:: RECORDS FOR THE EXERCISE ::
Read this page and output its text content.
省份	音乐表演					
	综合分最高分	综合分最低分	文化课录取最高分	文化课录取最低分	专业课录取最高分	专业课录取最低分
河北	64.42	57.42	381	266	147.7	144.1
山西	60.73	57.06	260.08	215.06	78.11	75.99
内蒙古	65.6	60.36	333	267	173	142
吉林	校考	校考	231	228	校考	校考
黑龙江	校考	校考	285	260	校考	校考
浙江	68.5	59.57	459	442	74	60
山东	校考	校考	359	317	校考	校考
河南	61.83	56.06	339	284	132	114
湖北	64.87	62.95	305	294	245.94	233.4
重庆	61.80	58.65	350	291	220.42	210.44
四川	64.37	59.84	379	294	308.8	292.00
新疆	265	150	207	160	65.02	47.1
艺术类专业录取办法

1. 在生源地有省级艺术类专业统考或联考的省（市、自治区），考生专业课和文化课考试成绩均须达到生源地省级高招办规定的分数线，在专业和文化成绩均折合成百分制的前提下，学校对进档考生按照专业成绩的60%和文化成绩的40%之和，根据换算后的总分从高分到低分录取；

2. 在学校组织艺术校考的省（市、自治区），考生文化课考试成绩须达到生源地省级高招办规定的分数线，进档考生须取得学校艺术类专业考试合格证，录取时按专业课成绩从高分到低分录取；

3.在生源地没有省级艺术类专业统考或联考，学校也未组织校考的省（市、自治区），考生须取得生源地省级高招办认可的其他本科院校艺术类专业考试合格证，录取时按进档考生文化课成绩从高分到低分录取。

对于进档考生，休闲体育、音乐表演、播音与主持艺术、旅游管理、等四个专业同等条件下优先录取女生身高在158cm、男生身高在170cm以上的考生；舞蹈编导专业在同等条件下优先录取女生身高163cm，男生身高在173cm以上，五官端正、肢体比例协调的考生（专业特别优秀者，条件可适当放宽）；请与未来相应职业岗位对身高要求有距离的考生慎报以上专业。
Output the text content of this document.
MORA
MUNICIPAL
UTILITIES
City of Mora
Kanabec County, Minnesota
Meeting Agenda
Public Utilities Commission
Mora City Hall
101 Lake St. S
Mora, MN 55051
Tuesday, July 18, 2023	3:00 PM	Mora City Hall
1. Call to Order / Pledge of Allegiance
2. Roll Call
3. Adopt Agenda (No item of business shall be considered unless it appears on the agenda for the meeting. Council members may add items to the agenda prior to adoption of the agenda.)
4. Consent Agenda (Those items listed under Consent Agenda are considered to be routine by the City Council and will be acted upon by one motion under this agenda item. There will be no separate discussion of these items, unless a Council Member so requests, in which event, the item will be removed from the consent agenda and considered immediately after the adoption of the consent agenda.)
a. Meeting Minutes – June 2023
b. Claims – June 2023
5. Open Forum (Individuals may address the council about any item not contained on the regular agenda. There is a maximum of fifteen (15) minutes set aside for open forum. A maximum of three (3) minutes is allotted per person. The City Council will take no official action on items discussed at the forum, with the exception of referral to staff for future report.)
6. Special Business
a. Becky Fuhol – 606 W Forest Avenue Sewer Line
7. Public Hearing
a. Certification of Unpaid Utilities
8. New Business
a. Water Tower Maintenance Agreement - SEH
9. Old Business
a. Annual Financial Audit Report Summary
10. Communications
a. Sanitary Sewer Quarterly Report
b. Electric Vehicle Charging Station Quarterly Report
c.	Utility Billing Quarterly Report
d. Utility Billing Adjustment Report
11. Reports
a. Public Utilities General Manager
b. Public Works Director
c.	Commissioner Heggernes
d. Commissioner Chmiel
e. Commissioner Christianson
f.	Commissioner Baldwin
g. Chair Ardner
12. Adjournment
:::
Which lines in the records above contain the string "Council"? Copy each one.

- REPLY -
3. Adopt Agenda (No item of business shall be considered unless it appears on the agenda for the meeting. Council members may add items to the agenda prior to adoption of the agenda.)
4. Consent Agenda (Those items listed under Consent Agenda are considered to be routine by the City Council and will be acted upon by one motion under this agenda item. There will be no separate discussion of these items, unless a Council Member so requests, in which event, the item will be removed from the consent agenda and considered immediately after the adoption of the consent agenda.)
5. Open Forum (Individuals may address the council about any item not contained on the regular agenda. There is a maximum of fifteen (15) minutes set aside for open forum. A maximum of three (3) minutes is allotted per person. The City Council will take no official action on items discussed at the forum, with the exception of referral to staff for future report.)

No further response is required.